## start Working data
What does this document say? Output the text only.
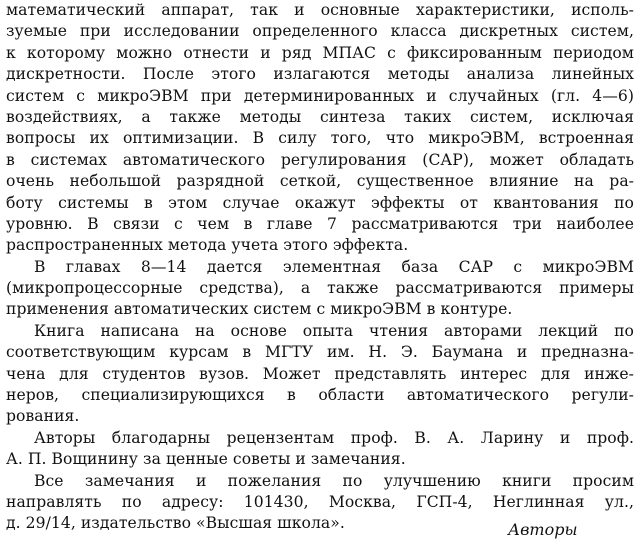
математический аппарат, так и основные характеристики, исполь-
зуемые при исследовании определенного класса дискретных систем,
к которому можно отнести и ряд МПАС с фиксированным периодом
дискретности. После этого излагаются методы анализа линейных
систем с микроЭВМ при детерминированных и случайных (гл. 4—6)
воздействиях, а также методы синтеза таких систем, исключая
вопросы их оптимизации. В силу того, что микроЭВМ, встроенная
в системах автоматического регулирования (САР), может обладать
очень небольшой разрядной сеткой, существенное влияние на ра-
боту системы в этом случае окажут эффекты от квантования по
уровню. В связи с чем в главе 7 рассматриваются три наиболее
распространенных метода учета этого эффекта.
В главах 8—14 дается элементная база САР с микроЭВМ
(микропроцессорные средства), а также рассматриваются примеры
применения автоматических систем с микроЭВМ в контуре.
Книга написана на основе опыта чтения авторами лекций по
соответствующим курсам в МГТУ им. Н. Э. Баумана и предназна-
чена для студентов вузов. Может представлять интерес для инже-
неров, специализирующихся в области автоматического регули-
рования.
Авторы благодарны рецензентам проф. В. А. Ларину и проф.
А. П. Вощинину за ценные советы и замечания.
Все замечания и пожелания по улучшению книги просим
направлять по адресу: 101430, Москва, ГСП-4, Неглинная ул.,
д. 29/14, издательство «Высшая школа».	Авторы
## end Working data
#### Given problem:
Every line of text is to be repeated exactly; pictures are left out.

#### Exercise solution:
What does this document say? Output the text only.
математический аппарат, так и основные характеристики, исполь-
зуемые при исследовании определенного класса дискретных систем,
к которому можно отнести и ряд МПАС с фиксированным периодом
дискретности. После этого излагаются методы анализа линейных
систем с микроЭВМ при детерминированных и случайных (гл. 4—6)
воздействиях, а также методы синтеза таких систем, исключая
вопросы их оптимизации. В силу того, что микроЭВМ, встроенная
в системах автоматического регулирования (САР), может обладать
очень небольшой разрядной сеткой, существенное влияние на ра-
боту системы в этом случае окажут эффекты от квантования по
уровню. В связи с чем в главе 7 рассматриваются три наиболее
распространенных метода учета этого эффекта.
В главах 8—14 дается элементная база САР с микроЭВМ
(микропроцессорные средства), а также рассматриваются примеры
применения автоматических систем с микроЭВМ в контуре.
Книга написана на основе опыта чтения авторами лекций по
соответствующим курсам в МГТУ им. Н. Э. Баумана и предназна-
чена для студентов вузов. Может представлять интерес для инже-
неров, специализирующихся в области автоматического регули-
рования.
Авторы благодарны рецензентам проф. В. А. Ларину и проф.
А. П. Вощинину за ценные советы и замечания.
Все замечания и пожелания по улучшению книги просим
направлять по адресу: 101430, Москва, ГСП-4, Неглинная ул.,
д. 29/14, издательство «Высшая школа».	Авторы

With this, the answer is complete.